*TASK BRIEF:*
From the data that follows, copy every line holding the string "intro".

Collected data:
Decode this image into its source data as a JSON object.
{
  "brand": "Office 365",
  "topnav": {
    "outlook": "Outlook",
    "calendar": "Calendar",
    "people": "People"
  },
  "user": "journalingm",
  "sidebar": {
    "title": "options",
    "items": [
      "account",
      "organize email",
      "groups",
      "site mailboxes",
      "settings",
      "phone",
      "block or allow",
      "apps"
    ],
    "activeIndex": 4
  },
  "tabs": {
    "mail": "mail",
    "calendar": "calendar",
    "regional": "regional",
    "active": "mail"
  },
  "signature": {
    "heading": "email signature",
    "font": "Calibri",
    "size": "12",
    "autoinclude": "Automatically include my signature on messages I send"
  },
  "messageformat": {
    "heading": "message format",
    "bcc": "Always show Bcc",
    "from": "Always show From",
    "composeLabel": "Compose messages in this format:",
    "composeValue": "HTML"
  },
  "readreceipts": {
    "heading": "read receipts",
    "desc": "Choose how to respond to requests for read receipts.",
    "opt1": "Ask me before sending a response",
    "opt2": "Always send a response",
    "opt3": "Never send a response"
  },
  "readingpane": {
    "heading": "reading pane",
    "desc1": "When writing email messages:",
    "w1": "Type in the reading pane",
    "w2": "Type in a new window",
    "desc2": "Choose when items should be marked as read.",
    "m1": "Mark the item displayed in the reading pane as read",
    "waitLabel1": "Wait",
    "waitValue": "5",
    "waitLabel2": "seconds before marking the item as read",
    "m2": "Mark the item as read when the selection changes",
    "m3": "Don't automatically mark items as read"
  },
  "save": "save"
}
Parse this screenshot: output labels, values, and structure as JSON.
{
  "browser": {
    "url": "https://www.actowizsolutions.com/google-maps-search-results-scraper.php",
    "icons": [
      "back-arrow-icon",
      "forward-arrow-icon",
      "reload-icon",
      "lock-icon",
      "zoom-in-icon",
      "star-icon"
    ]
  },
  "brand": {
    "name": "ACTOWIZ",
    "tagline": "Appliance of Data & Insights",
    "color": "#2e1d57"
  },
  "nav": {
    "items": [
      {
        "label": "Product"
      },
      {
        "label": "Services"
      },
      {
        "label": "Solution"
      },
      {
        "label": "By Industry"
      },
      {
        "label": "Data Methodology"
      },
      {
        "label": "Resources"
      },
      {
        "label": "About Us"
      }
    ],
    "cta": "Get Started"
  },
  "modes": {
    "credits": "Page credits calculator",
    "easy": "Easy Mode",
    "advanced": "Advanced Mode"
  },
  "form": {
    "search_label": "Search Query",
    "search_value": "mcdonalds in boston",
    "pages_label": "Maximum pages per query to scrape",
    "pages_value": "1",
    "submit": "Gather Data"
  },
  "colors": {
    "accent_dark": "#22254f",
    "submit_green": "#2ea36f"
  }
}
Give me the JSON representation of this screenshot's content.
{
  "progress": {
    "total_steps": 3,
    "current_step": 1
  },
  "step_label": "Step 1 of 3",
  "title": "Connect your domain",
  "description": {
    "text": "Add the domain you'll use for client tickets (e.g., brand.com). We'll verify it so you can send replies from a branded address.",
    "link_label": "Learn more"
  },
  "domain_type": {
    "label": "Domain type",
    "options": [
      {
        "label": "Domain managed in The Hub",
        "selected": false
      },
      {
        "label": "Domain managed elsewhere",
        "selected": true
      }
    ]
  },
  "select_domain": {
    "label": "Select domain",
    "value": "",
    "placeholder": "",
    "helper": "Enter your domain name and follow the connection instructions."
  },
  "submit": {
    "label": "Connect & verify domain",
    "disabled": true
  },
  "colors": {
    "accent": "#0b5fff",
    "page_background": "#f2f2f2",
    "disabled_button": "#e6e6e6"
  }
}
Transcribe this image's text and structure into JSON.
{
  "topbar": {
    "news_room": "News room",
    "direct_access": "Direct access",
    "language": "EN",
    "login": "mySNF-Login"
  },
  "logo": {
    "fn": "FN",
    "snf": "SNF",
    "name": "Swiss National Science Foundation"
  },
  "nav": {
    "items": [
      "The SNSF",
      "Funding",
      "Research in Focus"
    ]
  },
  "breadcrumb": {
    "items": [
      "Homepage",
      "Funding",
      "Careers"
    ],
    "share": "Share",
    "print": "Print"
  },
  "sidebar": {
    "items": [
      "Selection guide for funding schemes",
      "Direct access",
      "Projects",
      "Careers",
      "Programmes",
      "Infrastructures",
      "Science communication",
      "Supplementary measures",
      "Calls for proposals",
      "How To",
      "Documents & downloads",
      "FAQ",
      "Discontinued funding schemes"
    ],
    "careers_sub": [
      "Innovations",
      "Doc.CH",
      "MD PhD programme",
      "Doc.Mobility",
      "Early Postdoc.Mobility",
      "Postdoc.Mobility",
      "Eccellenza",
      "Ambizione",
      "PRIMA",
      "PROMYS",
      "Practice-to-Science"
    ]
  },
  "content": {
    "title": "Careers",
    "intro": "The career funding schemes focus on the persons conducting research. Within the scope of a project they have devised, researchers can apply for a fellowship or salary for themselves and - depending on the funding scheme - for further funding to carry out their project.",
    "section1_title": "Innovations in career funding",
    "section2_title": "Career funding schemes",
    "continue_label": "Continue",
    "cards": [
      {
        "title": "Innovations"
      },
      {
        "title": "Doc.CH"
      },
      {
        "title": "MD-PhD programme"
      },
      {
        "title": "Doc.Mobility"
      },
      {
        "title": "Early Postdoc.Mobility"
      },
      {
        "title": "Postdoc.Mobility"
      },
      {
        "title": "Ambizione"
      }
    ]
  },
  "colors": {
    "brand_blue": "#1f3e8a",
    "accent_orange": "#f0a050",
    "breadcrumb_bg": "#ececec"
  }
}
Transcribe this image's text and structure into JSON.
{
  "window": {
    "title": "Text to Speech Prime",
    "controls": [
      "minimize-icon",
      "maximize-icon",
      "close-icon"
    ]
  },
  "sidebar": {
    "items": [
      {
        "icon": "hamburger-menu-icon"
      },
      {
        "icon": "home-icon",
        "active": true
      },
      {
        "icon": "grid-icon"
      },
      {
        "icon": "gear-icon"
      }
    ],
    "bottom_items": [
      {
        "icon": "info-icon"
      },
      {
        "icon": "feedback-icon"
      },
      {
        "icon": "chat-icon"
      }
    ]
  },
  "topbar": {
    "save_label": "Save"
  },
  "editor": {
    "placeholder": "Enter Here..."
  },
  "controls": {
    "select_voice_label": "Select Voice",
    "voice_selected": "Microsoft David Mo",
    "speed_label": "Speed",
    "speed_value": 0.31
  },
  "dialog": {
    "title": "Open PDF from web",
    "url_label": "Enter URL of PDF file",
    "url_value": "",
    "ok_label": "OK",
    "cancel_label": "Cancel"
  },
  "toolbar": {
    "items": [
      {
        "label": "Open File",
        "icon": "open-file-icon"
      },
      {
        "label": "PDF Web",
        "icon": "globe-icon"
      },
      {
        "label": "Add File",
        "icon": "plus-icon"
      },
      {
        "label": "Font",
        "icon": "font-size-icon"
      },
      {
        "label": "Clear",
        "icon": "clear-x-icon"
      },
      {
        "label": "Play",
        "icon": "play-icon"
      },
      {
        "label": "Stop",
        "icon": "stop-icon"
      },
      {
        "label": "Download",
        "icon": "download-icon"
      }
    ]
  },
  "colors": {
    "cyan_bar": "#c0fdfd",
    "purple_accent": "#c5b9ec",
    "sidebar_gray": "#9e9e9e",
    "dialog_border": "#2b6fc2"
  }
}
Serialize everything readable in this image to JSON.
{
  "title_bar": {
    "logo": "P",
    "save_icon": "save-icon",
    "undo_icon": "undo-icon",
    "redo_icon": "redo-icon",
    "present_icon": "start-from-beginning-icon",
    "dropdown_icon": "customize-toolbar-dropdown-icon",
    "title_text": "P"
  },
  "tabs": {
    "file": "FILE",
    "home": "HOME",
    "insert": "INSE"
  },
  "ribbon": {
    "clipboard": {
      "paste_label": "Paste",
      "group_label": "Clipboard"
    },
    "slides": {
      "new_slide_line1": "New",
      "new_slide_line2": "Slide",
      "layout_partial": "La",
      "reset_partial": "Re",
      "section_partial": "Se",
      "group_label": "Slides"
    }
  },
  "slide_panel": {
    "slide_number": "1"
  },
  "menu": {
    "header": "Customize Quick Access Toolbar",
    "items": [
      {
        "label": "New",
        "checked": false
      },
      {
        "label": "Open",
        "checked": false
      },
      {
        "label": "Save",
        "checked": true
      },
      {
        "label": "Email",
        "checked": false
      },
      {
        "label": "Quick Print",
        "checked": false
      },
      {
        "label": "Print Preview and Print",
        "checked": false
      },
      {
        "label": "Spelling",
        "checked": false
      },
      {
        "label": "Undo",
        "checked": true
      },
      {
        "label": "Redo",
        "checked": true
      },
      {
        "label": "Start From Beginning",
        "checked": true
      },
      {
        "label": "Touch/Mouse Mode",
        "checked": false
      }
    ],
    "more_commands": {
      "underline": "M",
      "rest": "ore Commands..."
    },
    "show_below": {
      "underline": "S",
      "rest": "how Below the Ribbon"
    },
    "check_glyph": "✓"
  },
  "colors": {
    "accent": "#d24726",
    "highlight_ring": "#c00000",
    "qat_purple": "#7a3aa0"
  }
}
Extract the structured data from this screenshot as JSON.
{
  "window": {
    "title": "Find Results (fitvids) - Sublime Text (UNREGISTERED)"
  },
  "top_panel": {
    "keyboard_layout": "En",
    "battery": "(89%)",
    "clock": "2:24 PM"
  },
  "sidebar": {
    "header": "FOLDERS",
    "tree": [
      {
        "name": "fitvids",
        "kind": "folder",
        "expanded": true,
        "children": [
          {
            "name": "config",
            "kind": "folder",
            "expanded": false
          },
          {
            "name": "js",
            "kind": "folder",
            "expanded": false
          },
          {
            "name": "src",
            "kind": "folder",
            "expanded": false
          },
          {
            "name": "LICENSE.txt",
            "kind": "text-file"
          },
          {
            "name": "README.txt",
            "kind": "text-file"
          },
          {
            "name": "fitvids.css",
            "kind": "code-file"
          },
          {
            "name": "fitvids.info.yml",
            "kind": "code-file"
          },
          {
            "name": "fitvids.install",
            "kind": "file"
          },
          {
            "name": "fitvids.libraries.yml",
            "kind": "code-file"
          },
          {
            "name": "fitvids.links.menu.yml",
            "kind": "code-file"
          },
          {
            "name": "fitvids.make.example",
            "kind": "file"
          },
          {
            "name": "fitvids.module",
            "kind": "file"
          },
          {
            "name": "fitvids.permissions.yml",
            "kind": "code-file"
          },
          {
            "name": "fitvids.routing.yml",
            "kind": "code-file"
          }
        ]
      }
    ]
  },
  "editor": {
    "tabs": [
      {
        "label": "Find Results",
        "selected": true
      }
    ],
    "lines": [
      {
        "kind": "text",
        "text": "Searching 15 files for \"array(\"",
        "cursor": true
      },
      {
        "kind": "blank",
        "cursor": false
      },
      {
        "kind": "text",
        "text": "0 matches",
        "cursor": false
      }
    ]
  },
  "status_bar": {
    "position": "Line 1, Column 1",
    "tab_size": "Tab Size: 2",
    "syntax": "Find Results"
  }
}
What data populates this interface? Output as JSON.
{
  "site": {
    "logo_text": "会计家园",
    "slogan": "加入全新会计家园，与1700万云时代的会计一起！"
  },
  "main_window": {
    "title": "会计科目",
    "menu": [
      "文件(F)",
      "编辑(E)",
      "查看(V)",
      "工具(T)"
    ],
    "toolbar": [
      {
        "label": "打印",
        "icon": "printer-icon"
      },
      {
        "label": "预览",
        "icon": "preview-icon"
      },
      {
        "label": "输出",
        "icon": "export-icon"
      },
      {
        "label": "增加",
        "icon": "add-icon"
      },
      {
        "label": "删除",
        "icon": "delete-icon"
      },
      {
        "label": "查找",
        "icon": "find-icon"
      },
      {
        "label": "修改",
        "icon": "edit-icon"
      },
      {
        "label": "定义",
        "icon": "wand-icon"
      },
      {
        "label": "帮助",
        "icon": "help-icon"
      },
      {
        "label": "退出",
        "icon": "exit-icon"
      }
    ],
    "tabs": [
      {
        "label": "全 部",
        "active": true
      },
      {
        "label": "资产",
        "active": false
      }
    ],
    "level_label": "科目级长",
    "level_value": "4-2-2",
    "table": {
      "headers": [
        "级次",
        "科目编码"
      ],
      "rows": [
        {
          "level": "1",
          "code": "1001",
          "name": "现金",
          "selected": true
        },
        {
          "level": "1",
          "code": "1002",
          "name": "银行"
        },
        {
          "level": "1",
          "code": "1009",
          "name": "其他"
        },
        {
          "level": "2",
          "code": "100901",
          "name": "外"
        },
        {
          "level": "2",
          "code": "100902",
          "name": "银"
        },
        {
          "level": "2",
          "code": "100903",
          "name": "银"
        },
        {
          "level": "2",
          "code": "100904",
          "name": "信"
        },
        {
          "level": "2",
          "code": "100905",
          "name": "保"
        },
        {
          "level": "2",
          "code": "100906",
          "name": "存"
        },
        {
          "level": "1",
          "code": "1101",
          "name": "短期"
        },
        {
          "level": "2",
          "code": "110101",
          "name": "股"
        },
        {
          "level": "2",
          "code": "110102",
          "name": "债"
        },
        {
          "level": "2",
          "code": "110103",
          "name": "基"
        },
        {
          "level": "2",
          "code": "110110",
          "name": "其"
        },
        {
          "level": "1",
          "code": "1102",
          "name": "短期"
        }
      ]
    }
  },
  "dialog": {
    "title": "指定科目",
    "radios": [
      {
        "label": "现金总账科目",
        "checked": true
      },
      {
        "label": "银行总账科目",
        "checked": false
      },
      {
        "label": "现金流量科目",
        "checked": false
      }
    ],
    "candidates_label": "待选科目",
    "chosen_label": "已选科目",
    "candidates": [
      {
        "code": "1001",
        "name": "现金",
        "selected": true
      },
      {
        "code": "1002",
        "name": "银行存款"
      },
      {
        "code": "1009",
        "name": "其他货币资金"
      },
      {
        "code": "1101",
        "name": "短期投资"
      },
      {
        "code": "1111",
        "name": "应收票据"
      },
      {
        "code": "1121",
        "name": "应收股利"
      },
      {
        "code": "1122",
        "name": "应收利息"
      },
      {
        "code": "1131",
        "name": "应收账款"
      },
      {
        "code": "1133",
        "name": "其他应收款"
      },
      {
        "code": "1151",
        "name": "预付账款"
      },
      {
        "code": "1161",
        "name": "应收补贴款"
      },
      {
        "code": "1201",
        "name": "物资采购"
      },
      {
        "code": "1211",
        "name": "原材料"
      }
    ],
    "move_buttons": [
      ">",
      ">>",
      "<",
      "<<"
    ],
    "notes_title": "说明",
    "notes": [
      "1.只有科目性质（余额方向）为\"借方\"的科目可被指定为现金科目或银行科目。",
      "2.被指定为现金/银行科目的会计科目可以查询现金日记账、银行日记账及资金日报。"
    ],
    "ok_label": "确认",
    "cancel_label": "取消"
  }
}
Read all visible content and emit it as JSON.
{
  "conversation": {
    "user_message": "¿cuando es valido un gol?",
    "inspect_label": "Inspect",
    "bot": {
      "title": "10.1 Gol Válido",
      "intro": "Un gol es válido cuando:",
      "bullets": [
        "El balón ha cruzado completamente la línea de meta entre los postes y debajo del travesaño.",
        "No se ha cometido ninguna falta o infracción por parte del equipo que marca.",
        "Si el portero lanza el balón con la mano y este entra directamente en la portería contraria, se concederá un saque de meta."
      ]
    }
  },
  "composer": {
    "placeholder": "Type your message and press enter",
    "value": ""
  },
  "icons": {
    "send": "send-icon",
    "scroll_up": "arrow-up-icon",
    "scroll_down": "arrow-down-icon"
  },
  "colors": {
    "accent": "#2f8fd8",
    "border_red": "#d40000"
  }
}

*SOLUTION:*
    "intro": "The career funding schemes focus on the persons conducting research. Within the scope of a project they have devised, researchers can apply for a fellowship or salary for themselves and - depending on the funding scheme - for further funding to carry out their project.",
      "intro": "Un gol es válido cuando:",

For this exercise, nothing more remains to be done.